■ **Exercise prompt**
Reproduce each line exactly, including spacing and punctuation.

[Start Available data]

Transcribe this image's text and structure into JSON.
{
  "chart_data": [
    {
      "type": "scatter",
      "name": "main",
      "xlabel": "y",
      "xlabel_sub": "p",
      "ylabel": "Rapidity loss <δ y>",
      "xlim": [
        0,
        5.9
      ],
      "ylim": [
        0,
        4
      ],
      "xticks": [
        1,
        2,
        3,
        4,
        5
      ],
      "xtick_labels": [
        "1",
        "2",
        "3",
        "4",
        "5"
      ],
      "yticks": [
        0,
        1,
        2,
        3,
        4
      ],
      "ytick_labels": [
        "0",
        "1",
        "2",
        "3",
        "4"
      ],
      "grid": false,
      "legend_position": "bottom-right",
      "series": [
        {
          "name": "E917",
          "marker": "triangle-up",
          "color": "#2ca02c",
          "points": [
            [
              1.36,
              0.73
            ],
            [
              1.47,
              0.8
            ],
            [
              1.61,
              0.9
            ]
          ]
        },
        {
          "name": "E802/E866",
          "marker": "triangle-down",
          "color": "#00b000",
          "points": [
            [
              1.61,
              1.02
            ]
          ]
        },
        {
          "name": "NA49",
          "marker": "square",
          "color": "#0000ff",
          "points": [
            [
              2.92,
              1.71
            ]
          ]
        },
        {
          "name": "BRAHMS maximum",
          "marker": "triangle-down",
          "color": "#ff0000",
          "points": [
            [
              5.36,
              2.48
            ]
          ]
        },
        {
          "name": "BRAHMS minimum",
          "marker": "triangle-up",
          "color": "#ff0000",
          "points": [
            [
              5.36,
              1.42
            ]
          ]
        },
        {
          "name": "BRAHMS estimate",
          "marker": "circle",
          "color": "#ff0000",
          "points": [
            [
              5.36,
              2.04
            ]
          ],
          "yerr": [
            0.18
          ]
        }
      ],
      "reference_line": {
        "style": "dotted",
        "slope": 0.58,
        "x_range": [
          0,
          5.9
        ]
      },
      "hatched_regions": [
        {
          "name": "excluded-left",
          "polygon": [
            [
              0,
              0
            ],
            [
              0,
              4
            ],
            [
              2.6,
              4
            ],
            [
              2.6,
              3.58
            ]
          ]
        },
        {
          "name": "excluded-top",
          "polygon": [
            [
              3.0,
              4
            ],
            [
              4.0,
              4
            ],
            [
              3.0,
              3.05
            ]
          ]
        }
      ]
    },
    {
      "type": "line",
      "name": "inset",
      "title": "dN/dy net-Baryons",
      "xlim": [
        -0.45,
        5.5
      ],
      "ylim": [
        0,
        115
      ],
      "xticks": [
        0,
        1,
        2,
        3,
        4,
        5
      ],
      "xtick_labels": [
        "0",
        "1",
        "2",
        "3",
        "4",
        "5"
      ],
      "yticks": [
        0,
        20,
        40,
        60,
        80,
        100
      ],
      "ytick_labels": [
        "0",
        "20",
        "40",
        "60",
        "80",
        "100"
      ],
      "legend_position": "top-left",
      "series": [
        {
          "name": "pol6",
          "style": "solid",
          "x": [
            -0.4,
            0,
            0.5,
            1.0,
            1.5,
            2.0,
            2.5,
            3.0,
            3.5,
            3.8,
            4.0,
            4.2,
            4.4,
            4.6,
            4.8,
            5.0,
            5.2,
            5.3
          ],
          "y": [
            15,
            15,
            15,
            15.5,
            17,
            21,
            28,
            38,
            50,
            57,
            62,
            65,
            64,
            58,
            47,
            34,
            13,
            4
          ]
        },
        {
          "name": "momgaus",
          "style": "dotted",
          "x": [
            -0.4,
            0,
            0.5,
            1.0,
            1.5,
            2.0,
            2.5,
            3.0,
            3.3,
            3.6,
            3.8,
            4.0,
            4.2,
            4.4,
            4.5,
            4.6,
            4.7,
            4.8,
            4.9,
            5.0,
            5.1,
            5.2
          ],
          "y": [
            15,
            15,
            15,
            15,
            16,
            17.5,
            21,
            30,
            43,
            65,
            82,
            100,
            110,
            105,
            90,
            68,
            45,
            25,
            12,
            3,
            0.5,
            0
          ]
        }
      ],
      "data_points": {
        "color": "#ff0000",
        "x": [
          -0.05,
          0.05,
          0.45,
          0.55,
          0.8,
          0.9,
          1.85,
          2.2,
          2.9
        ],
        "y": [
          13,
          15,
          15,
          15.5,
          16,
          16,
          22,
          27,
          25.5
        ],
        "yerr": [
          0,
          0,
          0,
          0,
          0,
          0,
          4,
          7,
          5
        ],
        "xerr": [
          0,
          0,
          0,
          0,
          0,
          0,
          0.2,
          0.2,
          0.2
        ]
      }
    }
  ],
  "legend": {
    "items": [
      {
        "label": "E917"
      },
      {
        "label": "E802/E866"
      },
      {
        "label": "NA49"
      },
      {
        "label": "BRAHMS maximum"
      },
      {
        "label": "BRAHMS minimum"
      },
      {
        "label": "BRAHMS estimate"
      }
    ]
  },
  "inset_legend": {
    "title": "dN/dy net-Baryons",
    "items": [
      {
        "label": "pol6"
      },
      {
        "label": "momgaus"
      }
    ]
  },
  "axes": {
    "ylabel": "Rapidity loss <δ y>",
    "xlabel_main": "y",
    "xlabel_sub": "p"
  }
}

[End Available data]

■ **Response to this exercise**
Transcribe this image's text and structure into JSON.
{
  "chart_data": [
    {
      "type": "scatter",
      "name": "main",
      "xlabel": "y",
      "xlabel_sub": "p",
      "ylabel": "Rapidity loss <δ y>",
      "xlim": [
        0,
        5.9
      ],
      "ylim": [
        0,
        4
      ],
      "xticks": [
        1,
        2,
        3,
        4,
        5
      ],
      "xtick_labels": [
        "1",
        "2",
        "3",
        "4",
        "5"
      ],
      "yticks": [
        0,
        1,
        2,
        3,
        4
      ],
      "ytick_labels": [
        "0",
        "1",
        "2",
        "3",
        "4"
      ],
      "grid": false,
      "legend_position": "bottom-right",
      "series": [
        {
          "name": "E917",
          "marker": "triangle-up",
          "color": "#2ca02c",
          "points": [
            [
              1.36,
              0.73
            ],
            [
              1.47,
              0.8
            ],
            [
              1.61,
              0.9
            ]
          ]
        },
        {
          "name": "E802/E866",
          "marker": "triangle-down",
          "color": "#00b000",
          "points": [
            [
              1.61,
              1.02
            ]
          ]
        },
        {
          "name": "NA49",
          "marker": "square",
          "color": "#0000ff",
          "points": [
            [
              2.92,
              1.71
            ]
          ]
        },
        {
          "name": "BRAHMS maximum",
          "marker": "triangle-down",
          "color": "#ff0000",
          "points": [
            [
              5.36,
              2.48
            ]
          ]
        },
        {
          "name": "BRAHMS minimum",
          "marker": "triangle-up",
          "color": "#ff0000",
          "points": [
            [
              5.36,
              1.42
            ]
          ]
        },
        {
          "name": "BRAHMS estimate",
          "marker": "circle",
          "color": "#ff0000",
          "points": [
            [
              5.36,
              2.04
            ]
          ],
          "yerr": [
            0.18
          ]
        }
      ],
      "reference_line": {
        "style": "dotted",
        "slope": 0.58,
        "x_range": [
          0,
          5.9
        ]
      },
      "hatched_regions": [
        {
          "name": "excluded-left",
          "polygon": [
            [
              0,
              0
            ],
            [
              0,
              4
            ],
            [
              2.6,
              4
            ],
            [
              2.6,
              3.58
            ]
          ]
        },
        {
          "name": "excluded-top",
          "polygon": [
            [
              3.0,
              4
            ],
            [
              4.0,
              4
            ],
            [
              3.0,
              3.05
            ]
          ]
        }
      ]
    },
    {
      "type": "line",
      "name": "inset",
      "title": "dN/dy net-Baryons",
      "xlim": [
        -0.45,
        5.5
      ],
      "ylim": [
        0,
        115
      ],
      "xticks": [
        0,
        1,
        2,
        3,
        4,
        5
      ],
      "xtick_labels": [
        "0",
        "1",
        "2",
        "3",
        "4",
        "5"
      ],
      "yticks": [
        0,
        20,
        40,
        60,
        80,
        100
      ],
      "ytick_labels": [
        "0",
        "20",
        "40",
        "60",
        "80",
        "100"
      ],
      "legend_position": "top-left",
      "series": [
        {
          "name": "pol6",
          "style": "solid",
          "x": [
            -0.4,
            0,
            0.5,
            1.0,
            1.5,
            2.0,
            2.5,
            3.0,
            3.5,
            3.8,
            4.0,
            4.2,
            4.4,
            4.6,
            4.8,
            5.0,
            5.2,
            5.3
          ],
          "y": [
            15,
            15,
            15,
            15.5,
            17,
            21,
            28,
            38,
            50,
            57,
            62,
            65,
            64,
            58,
            47,
            34,
            13,
            4
          ]
        },
        {
          "name": "momgaus",
          "style": "dotted",
          "x": [
            -0.4,
            0,
            0.5,
            1.0,
            1.5,
            2.0,
            2.5,
            3.0,
            3.3,
            3.6,
            3.8,
            4.0,
            4.2,
            4.4,
            4.5,
            4.6,
            4.7,
            4.8,
            4.9,
            5.0,
            5.1,
            5.2
          ],
          "y": [
            15,
            15,
            15,
            15,
            16,
            17.5,
            21,
            30,
            43,
            65,
            82,
            100,
            110,
            105,
            90,
            68,
            45,
            25,
            12,
            3,
            0.5,
            0
          ]
        }
      ],
      "data_points": {
        "color": "#ff0000",
        "x": [
          -0.05,
          0.05,
          0.45,
          0.55,
          0.8,
          0.9,
          1.85,
          2.2,
          2.9
        ],
        "y": [
          13,
          15,
          15,
          15.5,
          16,
          16,
          22,
          27,
          25.5
        ],
        "yerr": [
          0,
          0,
          0,
          0,
          0,
          0,
          4,
          7,
          5
        ],
        "xerr": [
          0,
          0,
          0,
          0,
          0,
          0,
          0.2,
          0.2,
          0.2
        ]
      }
    }
  ],
  "legend": {
    "items": [
      {
        "label": "E917"
      },
      {
        "label": "E802/E866"
      },
      {
        "label": "NA49"
      },
      {
        "label": "BRAHMS maximum"
      },
      {
        "label": "BRAHMS minimum"
      },
      {
        "label": "BRAHMS estimate"
      }
    ]
  },
  "inset_legend": {
    "title": "dN/dy net-Baryons",
    "items": [
      {
        "label": "pol6"
      },
      {
        "label": "momgaus"
      }
    ]
  },
  "axes": {
    "ylabel": "Rapidity loss <δ y>",
    "xlabel_main": "y",
    "xlabel_sub": "p"
  }
}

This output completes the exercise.